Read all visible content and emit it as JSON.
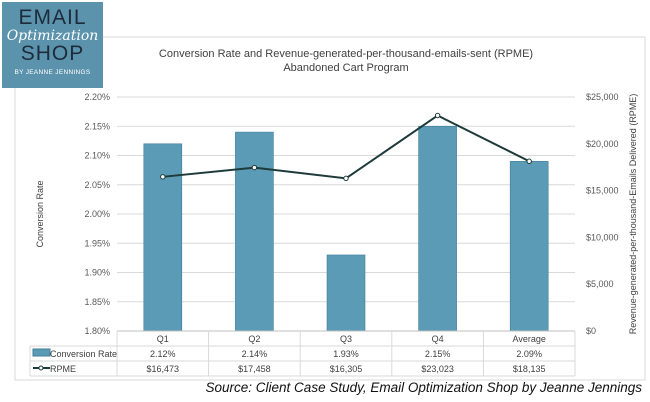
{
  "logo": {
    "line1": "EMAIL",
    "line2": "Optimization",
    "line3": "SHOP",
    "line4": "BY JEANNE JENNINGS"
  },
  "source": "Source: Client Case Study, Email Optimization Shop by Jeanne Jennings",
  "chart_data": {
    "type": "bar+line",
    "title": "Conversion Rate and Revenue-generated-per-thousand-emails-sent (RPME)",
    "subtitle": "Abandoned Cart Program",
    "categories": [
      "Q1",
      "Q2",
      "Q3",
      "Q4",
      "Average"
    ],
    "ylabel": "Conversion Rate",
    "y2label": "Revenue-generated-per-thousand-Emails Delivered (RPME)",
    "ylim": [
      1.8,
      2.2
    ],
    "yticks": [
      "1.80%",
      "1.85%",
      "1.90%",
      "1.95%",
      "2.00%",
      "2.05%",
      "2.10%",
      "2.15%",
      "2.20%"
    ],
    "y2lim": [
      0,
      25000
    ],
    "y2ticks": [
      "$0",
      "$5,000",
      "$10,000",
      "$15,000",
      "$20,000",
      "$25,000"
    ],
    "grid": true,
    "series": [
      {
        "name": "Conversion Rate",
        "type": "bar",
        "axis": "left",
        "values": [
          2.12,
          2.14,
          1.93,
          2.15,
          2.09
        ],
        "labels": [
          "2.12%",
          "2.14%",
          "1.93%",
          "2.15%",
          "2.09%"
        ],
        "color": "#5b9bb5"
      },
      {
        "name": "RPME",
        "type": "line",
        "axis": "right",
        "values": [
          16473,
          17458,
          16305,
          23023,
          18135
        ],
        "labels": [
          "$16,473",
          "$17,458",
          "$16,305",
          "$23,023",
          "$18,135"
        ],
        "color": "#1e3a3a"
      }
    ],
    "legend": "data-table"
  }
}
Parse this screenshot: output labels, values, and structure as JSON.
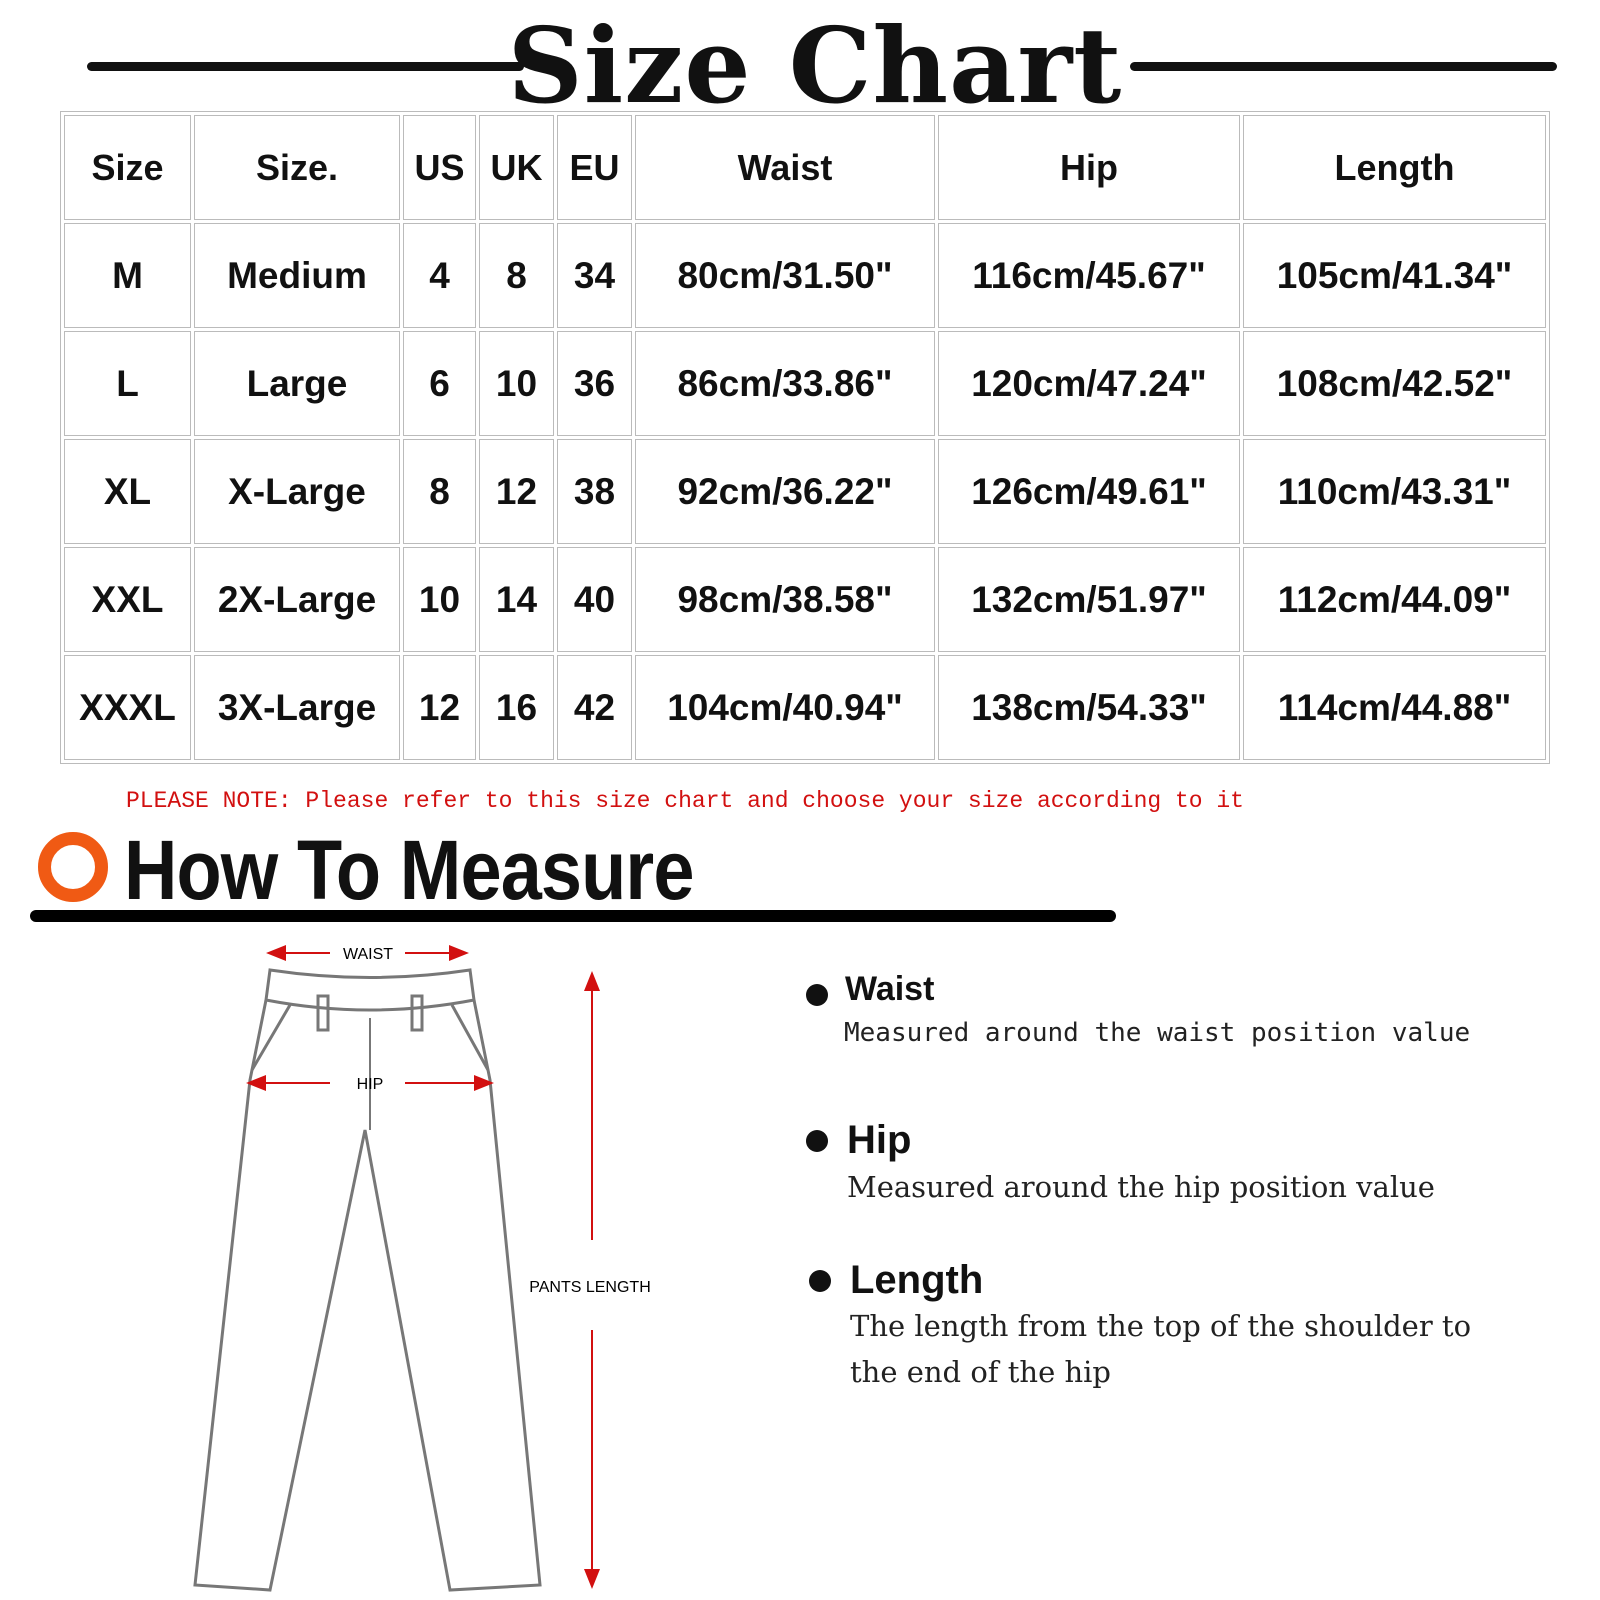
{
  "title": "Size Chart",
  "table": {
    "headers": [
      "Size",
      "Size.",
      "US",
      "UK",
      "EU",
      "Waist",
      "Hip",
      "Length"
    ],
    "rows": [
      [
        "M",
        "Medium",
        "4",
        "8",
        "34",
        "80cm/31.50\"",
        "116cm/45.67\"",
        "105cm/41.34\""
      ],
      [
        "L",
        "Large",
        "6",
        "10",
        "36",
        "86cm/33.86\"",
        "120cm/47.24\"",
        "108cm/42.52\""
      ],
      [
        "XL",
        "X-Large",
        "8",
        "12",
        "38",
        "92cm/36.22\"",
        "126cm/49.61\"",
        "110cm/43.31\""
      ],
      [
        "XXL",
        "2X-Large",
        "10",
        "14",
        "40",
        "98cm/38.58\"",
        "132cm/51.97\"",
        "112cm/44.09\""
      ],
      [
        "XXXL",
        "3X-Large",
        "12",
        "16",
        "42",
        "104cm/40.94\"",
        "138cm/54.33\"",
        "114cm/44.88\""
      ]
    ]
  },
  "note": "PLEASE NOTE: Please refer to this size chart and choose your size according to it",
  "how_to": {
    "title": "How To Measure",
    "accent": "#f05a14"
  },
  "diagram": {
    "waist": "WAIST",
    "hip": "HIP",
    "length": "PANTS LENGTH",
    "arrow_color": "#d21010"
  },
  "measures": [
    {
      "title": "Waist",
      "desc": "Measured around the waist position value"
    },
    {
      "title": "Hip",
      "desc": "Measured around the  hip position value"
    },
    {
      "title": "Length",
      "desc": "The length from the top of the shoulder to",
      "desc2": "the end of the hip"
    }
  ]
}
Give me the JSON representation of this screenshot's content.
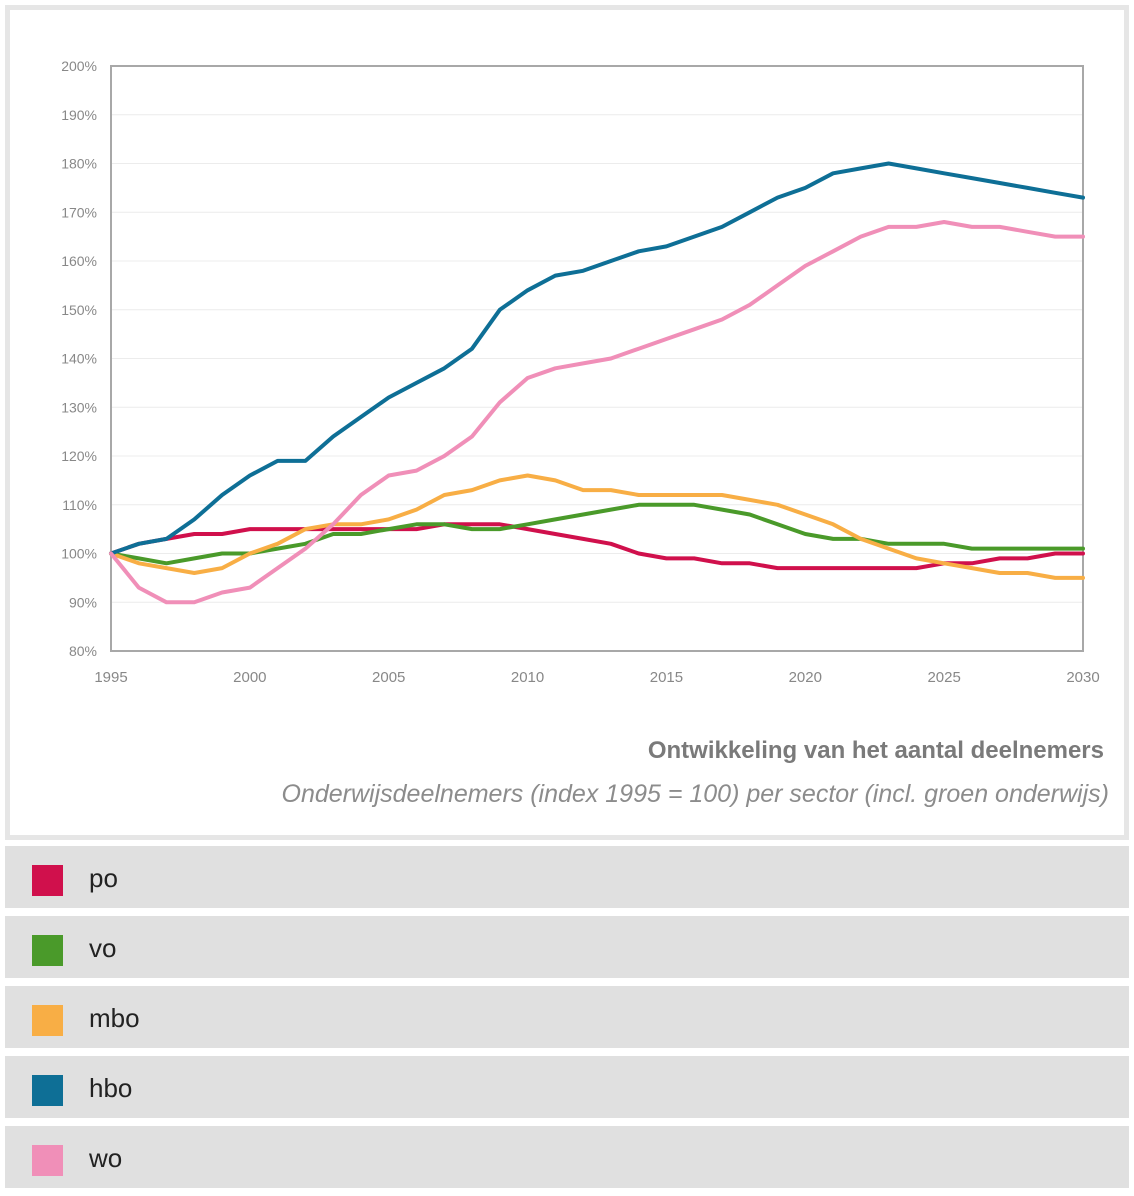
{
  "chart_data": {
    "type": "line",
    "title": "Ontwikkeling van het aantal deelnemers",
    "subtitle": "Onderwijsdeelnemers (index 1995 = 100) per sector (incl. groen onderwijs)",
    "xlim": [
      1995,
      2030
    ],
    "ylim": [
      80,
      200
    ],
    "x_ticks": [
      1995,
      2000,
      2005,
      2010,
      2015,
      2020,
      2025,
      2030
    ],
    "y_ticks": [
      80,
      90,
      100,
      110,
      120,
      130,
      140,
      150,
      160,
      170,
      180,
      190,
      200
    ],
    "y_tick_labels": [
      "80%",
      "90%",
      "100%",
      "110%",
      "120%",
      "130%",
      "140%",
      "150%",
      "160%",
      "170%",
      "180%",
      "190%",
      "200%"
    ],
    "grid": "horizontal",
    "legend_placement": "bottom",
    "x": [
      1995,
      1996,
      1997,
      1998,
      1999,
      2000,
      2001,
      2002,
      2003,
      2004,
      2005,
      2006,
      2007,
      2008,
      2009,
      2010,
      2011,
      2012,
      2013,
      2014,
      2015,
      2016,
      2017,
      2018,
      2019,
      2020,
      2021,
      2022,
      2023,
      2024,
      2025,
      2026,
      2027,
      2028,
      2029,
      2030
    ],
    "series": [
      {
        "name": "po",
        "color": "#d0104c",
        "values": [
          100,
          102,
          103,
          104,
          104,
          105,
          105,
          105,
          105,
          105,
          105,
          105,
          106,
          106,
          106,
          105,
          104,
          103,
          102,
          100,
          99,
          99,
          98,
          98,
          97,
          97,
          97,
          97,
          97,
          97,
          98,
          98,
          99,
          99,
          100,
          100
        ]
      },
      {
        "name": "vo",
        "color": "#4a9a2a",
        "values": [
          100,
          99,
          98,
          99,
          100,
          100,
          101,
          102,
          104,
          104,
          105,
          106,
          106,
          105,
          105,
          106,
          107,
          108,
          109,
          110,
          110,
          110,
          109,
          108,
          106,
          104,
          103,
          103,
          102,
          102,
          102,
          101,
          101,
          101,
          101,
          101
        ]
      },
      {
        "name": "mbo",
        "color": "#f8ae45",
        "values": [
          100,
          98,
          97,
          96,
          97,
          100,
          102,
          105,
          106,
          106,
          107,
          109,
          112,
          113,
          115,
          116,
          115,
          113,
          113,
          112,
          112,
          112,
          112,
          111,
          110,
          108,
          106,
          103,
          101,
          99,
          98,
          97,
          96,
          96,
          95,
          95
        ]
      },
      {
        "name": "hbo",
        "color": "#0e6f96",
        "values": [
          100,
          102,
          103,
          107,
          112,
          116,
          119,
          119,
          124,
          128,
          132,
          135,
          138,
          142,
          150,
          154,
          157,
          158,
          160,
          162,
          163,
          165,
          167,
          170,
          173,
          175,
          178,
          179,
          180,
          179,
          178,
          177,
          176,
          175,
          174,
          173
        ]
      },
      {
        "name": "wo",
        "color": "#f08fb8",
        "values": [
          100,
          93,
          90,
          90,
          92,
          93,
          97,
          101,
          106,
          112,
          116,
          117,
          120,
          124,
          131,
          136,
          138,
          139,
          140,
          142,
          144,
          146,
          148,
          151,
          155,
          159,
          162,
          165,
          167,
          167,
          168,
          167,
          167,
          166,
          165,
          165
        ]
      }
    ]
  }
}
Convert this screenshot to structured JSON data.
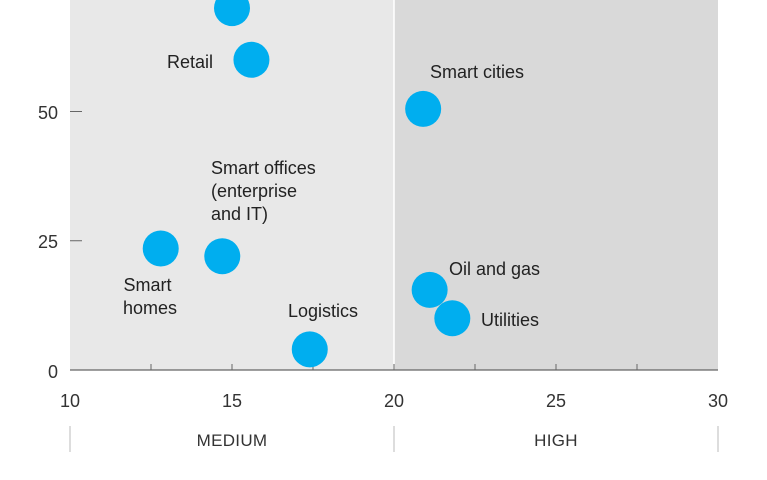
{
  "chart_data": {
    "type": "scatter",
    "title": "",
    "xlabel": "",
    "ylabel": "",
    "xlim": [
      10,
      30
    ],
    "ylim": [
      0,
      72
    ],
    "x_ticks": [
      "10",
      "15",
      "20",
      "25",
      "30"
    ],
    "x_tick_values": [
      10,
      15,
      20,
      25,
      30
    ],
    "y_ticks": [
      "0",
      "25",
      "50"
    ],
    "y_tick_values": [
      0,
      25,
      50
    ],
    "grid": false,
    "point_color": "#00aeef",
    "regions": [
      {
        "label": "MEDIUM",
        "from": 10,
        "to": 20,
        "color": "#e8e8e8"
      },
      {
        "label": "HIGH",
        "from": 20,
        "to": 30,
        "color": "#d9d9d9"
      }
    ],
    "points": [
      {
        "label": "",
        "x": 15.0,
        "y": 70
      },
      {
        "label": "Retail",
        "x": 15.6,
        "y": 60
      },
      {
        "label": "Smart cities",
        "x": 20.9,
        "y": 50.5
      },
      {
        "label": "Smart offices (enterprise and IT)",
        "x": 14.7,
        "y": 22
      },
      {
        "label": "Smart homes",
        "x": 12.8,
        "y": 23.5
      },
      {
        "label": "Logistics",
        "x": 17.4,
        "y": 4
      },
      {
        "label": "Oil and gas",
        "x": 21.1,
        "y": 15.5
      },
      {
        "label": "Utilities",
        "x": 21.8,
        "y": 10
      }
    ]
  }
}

┄┄┄┄┄┄

■ **To be done**: Where a line holds "subtitle", copy that line.

■ **Expected answer**:
    "subtitle": "Abandoned Cart Program",
    "subtitle": "Onderwijsdeelnemers (index 1995 = 100) per sector (incl. groen onderwijs)",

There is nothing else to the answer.